(Dataset items)
+++

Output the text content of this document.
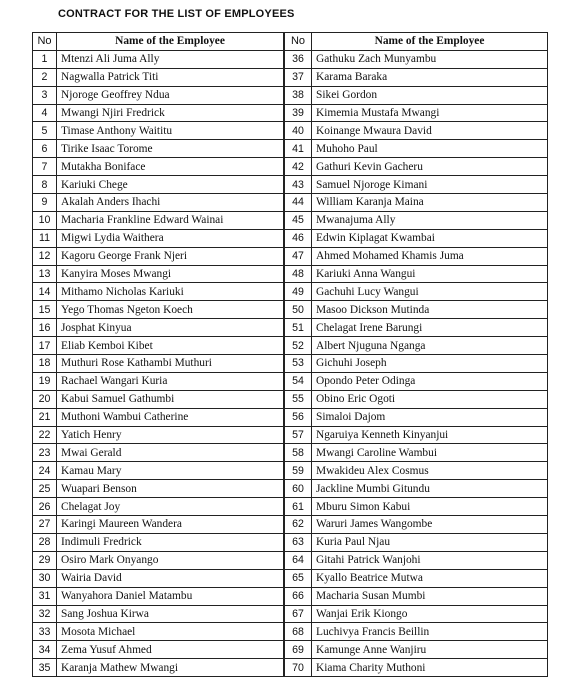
CONTRACT FOR THE LIST OF EMPLOYEES
No	Name of the Employee
1	Mtenzi Ali Juma Ally
2	Nagwalla Patrick Titi
3	Njoroge Geoffrey Ndua
4	Mwangi Njiri Fredrick
5	Timase Anthony Waititu
6	Tirike Isaac Torome
7	Mutakha Boniface
8	Kariuki Chege
9	Akalah Anders Ihachi
10	Macharia Frankline Edward Wainai
11	Migwi Lydia Waithera
12	Kagoru George Frank Njeri
13	Kanyira Moses Mwangi
14	Mithamo Nicholas Kariuki
15	Yego Thomas Ngeton Koech
16	Josphat Kinyua
17	Eliab Kemboi Kibet
18	Muthuri Rose Kathambi Muthuri
19	Rachael Wangari Kuria
20	Kabui Samuel Gathumbi
21	Muthoni Wambui Catherine
22	Yatich Henry
23	Mwai Gerald
24	Kamau Mary
25	Wuapari Benson
26	Chelagat Joy
27	Karingi Maureen Wandera
28	Indimuli Fredrick
29	Osiro Mark Onyango
30	Wairia David
31	Wanyahora Daniel Matambu
32	Sang Joshua Kirwa
33	Mosota Michael
34	Zema Yusuf Ahmed
35	Karanja Mathew Mwangi
No	Name of the Employee
36	Gathuku Zach Munyambu
37	Karama Baraka
38	Sikei Gordon
39	Kimemia Mustafa Mwangi
40	Koinange Mwaura David
41	Muhoho Paul
42	Gathuri Kevin Gacheru
43	Samuel Njoroge Kimani
44	William Karanja Maina
45	Mwanajuma Ally
46	Edwin Kiplagat Kwambai
47	Ahmed Mohamed Khamis Juma
48	Kariuki Anna Wangui
49	Gachuhi Lucy Wangui
50	Masoo Dickson Mutinda
51	Chelagat Irene Barungi
52	Albert Njuguna Nganga
53	Gichuhi Joseph
54	Opondo Peter Odinga
55	Obino Eric Ogoti
56	Simaloi Dajom
57	Ngaruiya Kenneth Kinyanjui
58	Mwangi Caroline Wambui
59	Mwakideu Alex Cosmus
60	Jackline Mumbi Gitundu
61	Mburu Simon Kabui
62	Waruri James Wangombe
63	Kuria Paul Njau
64	Gitahi Patrick Wanjohi
65	Kyallo Beatrice Mutwa
66	Macharia Susan Mumbi
67	Wanjai Erik Kiongo
68	Luchivya Francis Beillin
69	Kamunge Anne Wanjiru
70	Kiama Charity Muthoni
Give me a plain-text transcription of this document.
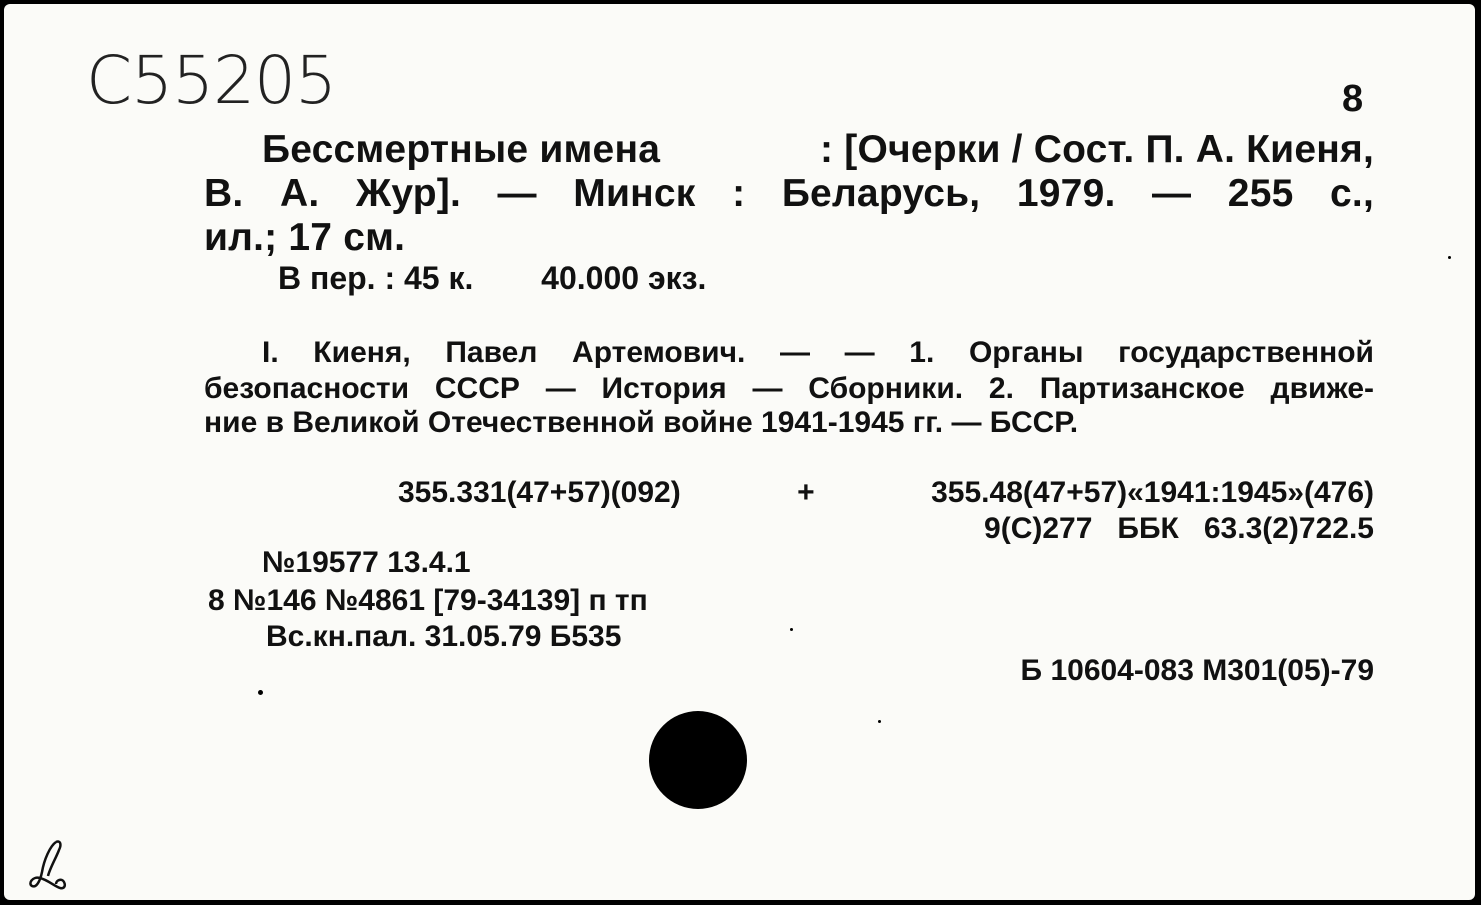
C55205	8
Бессмертные имена	: [Очерки / Сост. П. А. Киеня,
В. А. Жур]. — Минск : Беларусь, 1979. — 255 с.,
ил.; 17 см.
В пер. : 45 к. 40.000 экз.
I. Киеня, Павел Артемович. — — 1. Органы государственной
безопасности СССР — История — Сборники. 2. Партизанское движе-
ние в Великой Отечественной войне 1941-1945 гг. — БССР.
355.331(47+57)(092) + 355.48(47+57)«1941:1945»(476)
9(С)277   ББК   63.3(2)722.5
№19577 13.4.1
8 №146 №4861 [79-34139] п тп
Вс.кн.пал. 31.05.79 Б535
Б 10604-083 М301(05)-79
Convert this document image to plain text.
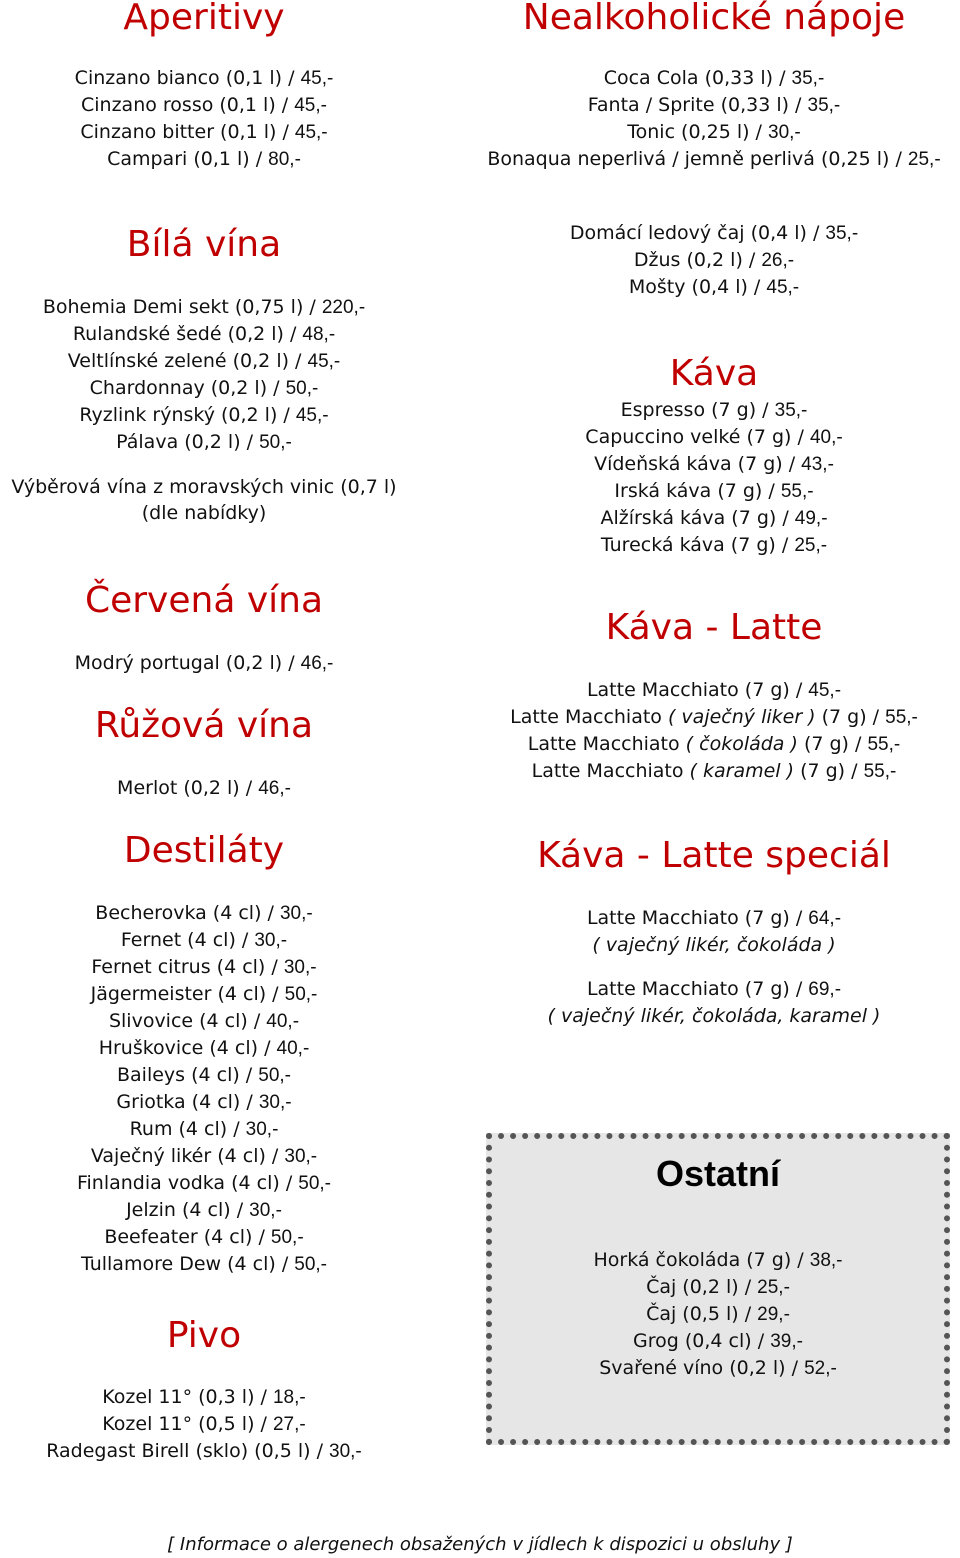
Aperitivy
Cinzano bianco (0,1 l) / 45,-
Cinzano rosso (0,1 l) / 45,-
Cinzano bitter (0,1 l) / 45,-
Campari (0,1 l) / 80,-
Bílá vína
Bohemia Demi sekt (0,75 l) / 220,-
Rulandské šedé (0,2 l) / 48,-
Veltlínské zelené (0,2 l) / 45,-
Chardonnay (0,2 l) / 50,-
Ryzlink rýnský (0,2 l) / 45,-
Pálava (0,2 l) / 50,-
Výběrová vína z moravských vinic (0,7 l)
(dle nabídky)
Červená vína
Modrý portugal (0,2 l) / 46,-
Růžová vína
Merlot (0,2 l) / 46,-
Destiláty
Becherovka (4 cl) / 30,-
Fernet (4 cl) / 30,-
Fernet citrus (4 cl) / 30,-
Jägermeister (4 cl) / 50,-
Slivovice (4 cl) / 40,-
Hruškovice (4 cl) / 40,-
Baileys (4 cl) / 50,-
Griotka (4 cl) / 30,-
Rum (4 cl) / 30,-
Vaječný likér (4 cl) / 30,-
Finlandia vodka (4 cl) / 50,-
Jelzin (4 cl) / 30,-
Beefeater (4 cl) / 50,-
Tullamore Dew (4 cl) / 50,-
Pivo
Kozel 11° (0,3 l) / 18,-
Kozel 11° (0,5 l) / 27,-
Radegast Birell (sklo) (0,5 l) / 30,-
Nealkoholické nápoje
Coca Cola (0,33 l) / 35,-
Fanta / Sprite (0,33 l) / 35,-
Tonic (0,25 l) / 30,-
Bonaqua neperlivá / jemně perlivá (0,25 l) / 25,-
Domácí ledový čaj (0,4 l) / 35,-
Džus (0,2 l) / 26,-
Mošty (0,4 l) / 45,-
Káva
Espresso (7 g) / 35,-
Capuccino velké (7 g) / 40,-
Vídeňská káva (7 g) / 43,-
Irská káva (7 g) / 55,-
Alžírská káva (7 g) / 49,-
Turecká káva (7 g) / 25,-
Káva - Latte
Latte Macchiato (7 g) / 45,-
Latte Macchiato ( vaječný liker ) (7 g) / 55,-
Latte Macchiato ( čokoláda ) (7 g) / 55,-
Latte Macchiato ( karamel ) (7 g) / 55,-
Káva - Latte speciál
Latte Macchiato (7 g) / 64,-
( vaječný likér, čokoláda )
Latte Macchiato (7 g) / 69,-
( vaječný likér, čokoláda, karamel )
Ostatní
Horká čokoláda (7 g) / 38,-
Čaj (0,2 l) / 25,-
Čaj (0,5 l) / 29,-
Grog (0,4 cl) / 39,-
Svařené víno (0,2 l) / 52,-
[ Informace o alergenech obsažených v jídlech k dispozici u obsluhy ]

+++

### INSTRUCTION
Looking at the data above, show all lines where the word "Wangui" occurs.

### ANSWER TO THE TASK
48	Kariuki Anna Wangui
49	Gachuhi Lucy Wangui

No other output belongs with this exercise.